WORK TO BE COMPLETED | Return the material below in full and exactly.

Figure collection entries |
(begin)
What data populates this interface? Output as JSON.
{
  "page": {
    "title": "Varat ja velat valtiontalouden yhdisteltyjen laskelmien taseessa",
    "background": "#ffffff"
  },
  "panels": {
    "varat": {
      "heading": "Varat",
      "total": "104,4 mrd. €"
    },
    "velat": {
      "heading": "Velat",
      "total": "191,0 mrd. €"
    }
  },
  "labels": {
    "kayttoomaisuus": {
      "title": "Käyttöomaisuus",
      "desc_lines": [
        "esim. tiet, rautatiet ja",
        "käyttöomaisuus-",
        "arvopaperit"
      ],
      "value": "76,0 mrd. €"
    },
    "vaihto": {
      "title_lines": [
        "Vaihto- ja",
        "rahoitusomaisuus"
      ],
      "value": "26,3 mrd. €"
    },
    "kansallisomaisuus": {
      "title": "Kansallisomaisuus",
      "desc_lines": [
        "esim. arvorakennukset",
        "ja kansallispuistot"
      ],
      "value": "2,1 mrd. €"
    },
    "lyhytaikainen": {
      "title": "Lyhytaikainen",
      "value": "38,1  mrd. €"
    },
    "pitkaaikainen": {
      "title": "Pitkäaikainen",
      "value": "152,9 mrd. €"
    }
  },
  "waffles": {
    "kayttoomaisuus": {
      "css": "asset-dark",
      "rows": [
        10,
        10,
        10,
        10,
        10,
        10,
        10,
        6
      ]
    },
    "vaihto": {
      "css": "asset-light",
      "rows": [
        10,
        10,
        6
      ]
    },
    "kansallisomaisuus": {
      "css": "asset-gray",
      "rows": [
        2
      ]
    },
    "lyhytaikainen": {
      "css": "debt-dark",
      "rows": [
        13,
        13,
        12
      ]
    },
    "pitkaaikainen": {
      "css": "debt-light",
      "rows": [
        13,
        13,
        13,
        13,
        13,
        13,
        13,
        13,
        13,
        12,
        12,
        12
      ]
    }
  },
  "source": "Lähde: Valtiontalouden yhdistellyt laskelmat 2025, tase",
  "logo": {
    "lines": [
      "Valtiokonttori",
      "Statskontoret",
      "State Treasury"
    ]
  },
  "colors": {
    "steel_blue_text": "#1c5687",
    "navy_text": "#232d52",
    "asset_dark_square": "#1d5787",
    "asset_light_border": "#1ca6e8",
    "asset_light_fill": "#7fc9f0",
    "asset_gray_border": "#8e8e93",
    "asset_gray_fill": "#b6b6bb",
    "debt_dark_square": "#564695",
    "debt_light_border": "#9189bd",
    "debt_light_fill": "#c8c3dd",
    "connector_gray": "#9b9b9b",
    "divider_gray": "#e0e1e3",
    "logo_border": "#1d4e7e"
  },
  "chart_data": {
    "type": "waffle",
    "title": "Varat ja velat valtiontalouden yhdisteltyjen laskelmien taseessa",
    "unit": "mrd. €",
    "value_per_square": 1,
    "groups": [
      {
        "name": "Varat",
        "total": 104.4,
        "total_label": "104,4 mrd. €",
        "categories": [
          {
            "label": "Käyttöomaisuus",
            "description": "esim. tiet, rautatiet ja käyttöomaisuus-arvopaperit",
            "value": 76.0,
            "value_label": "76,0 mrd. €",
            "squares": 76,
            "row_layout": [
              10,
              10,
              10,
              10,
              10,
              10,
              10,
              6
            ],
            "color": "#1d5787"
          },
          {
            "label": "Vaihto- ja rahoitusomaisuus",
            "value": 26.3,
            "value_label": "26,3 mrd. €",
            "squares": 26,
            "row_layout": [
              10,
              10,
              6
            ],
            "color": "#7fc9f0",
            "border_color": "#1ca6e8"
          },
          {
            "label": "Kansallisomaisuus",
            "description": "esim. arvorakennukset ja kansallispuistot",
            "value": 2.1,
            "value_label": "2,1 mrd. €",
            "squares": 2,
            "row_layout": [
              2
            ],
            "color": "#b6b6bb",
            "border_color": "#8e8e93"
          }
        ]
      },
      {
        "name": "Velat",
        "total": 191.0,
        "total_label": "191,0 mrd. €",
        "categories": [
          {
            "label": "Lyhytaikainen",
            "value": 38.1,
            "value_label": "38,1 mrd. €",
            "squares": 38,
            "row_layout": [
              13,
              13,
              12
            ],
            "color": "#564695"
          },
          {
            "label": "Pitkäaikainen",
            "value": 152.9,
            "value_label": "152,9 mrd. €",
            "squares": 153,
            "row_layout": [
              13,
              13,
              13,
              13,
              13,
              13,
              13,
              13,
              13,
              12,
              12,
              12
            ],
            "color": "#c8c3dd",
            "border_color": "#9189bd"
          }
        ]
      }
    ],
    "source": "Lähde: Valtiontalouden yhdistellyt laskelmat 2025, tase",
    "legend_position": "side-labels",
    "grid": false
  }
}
(end)
RESULT OF THE EXERCISE |
What data populates this interface? Output as JSON.
{
  "page": {
    "title": "Varat ja velat valtiontalouden yhdisteltyjen laskelmien taseessa",
    "background": "#ffffff"
  },
  "panels": {
    "varat": {
      "heading": "Varat",
      "total": "104,4 mrd. €"
    },
    "velat": {
      "heading": "Velat",
      "total": "191,0 mrd. €"
    }
  },
  "labels": {
    "kayttoomaisuus": {
      "title": "Käyttöomaisuus",
      "desc_lines": [
        "esim. tiet, rautatiet ja",
        "käyttöomaisuus-",
        "arvopaperit"
      ],
      "value": "76,0 mrd. €"
    },
    "vaihto": {
      "title_lines": [
        "Vaihto- ja",
        "rahoitusomaisuus"
      ],
      "value": "26,3 mrd. €"
    },
    "kansallisomaisuus": {
      "title": "Kansallisomaisuus",
      "desc_lines": [
        "esim. arvorakennukset",
        "ja kansallispuistot"
      ],
      "value": "2,1 mrd. €"
    },
    "lyhytaikainen": {
      "title": "Lyhytaikainen",
      "value": "38,1  mrd. €"
    },
    "pitkaaikainen": {
      "title": "Pitkäaikainen",
      "value": "152,9 mrd. €"
    }
  },
  "waffles": {
    "kayttoomaisuus": {
      "css": "asset-dark",
      "rows": [
        10,
        10,
        10,
        10,
        10,
        10,
        10,
        6
      ]
    },
    "vaihto": {
      "css": "asset-light",
      "rows": [
        10,
        10,
        6
      ]
    },
    "kansallisomaisuus": {
      "css": "asset-gray",
      "rows": [
        2
      ]
    },
    "lyhytaikainen": {
      "css": "debt-dark",
      "rows": [
        13,
        13,
        12
      ]
    },
    "pitkaaikainen": {
      "css": "debt-light",
      "rows": [
        13,
        13,
        13,
        13,
        13,
        13,
        13,
        13,
        13,
        12,
        12,
        12
      ]
    }
  },
  "source": "Lähde: Valtiontalouden yhdistellyt laskelmat 2025, tase",
  "logo": {
    "lines": [
      "Valtiokonttori",
      "Statskontoret",
      "State Treasury"
    ]
  },
  "colors": {
    "steel_blue_text": "#1c5687",
    "navy_text": "#232d52",
    "asset_dark_square": "#1d5787",
    "asset_light_border": "#1ca6e8",
    "asset_light_fill": "#7fc9f0",
    "asset_gray_border": "#8e8e93",
    "asset_gray_fill": "#b6b6bb",
    "debt_dark_square": "#564695",
    "debt_light_border": "#9189bd",
    "debt_light_fill": "#c8c3dd",
    "connector_gray": "#9b9b9b",
    "divider_gray": "#e0e1e3",
    "logo_border": "#1d4e7e"
  },
  "chart_data": {
    "type": "waffle",
    "title": "Varat ja velat valtiontalouden yhdisteltyjen laskelmien taseessa",
    "unit": "mrd. €",
    "value_per_square": 1,
    "groups": [
      {
        "name": "Varat",
        "total": 104.4,
        "total_label": "104,4 mrd. €",
        "categories": [
          {
            "label": "Käyttöomaisuus",
            "description": "esim. tiet, rautatiet ja käyttöomaisuus-arvopaperit",
            "value": 76.0,
            "value_label": "76,0 mrd. €",
            "squares": 76,
            "row_layout": [
              10,
              10,
              10,
              10,
              10,
              10,
              10,
              6
            ],
            "color": "#1d5787"
          },
          {
            "label": "Vaihto- ja rahoitusomaisuus",
            "value": 26.3,
            "value_label": "26,3 mrd. €",
            "squares": 26,
            "row_layout": [
              10,
              10,
              6
            ],
            "color": "#7fc9f0",
            "border_color": "#1ca6e8"
          },
          {
            "label": "Kansallisomaisuus",
            "description": "esim. arvorakennukset ja kansallispuistot",
            "value": 2.1,
            "value_label": "2,1 mrd. €",
            "squares": 2,
            "row_layout": [
              2
            ],
            "color": "#b6b6bb",
            "border_color": "#8e8e93"
          }
        ]
      },
      {
        "name": "Velat",
        "total": 191.0,
        "total_label": "191,0 mrd. €",
        "categories": [
          {
            "label": "Lyhytaikainen",
            "value": 38.1,
            "value_label": "38,1 mrd. €",
            "squares": 38,
            "row_layout": [
              13,
              13,
              12
            ],
            "color": "#564695"
          },
          {
            "label": "Pitkäaikainen",
            "value": 152.9,
            "value_label": "152,9 mrd. €",
            "squares": 153,
            "row_layout": [
              13,
              13,
              13,
              13,
              13,
              13,
              13,
              13,
              13,
              12,
              12,
              12
            ],
            "color": "#c8c3dd",
            "border_color": "#9189bd"
          }
        ]
      }
    ],
    "source": "Lähde: Valtiontalouden yhdistellyt laskelmat 2025, tase",
    "legend_position": "side-labels",
    "grid": false
  }
}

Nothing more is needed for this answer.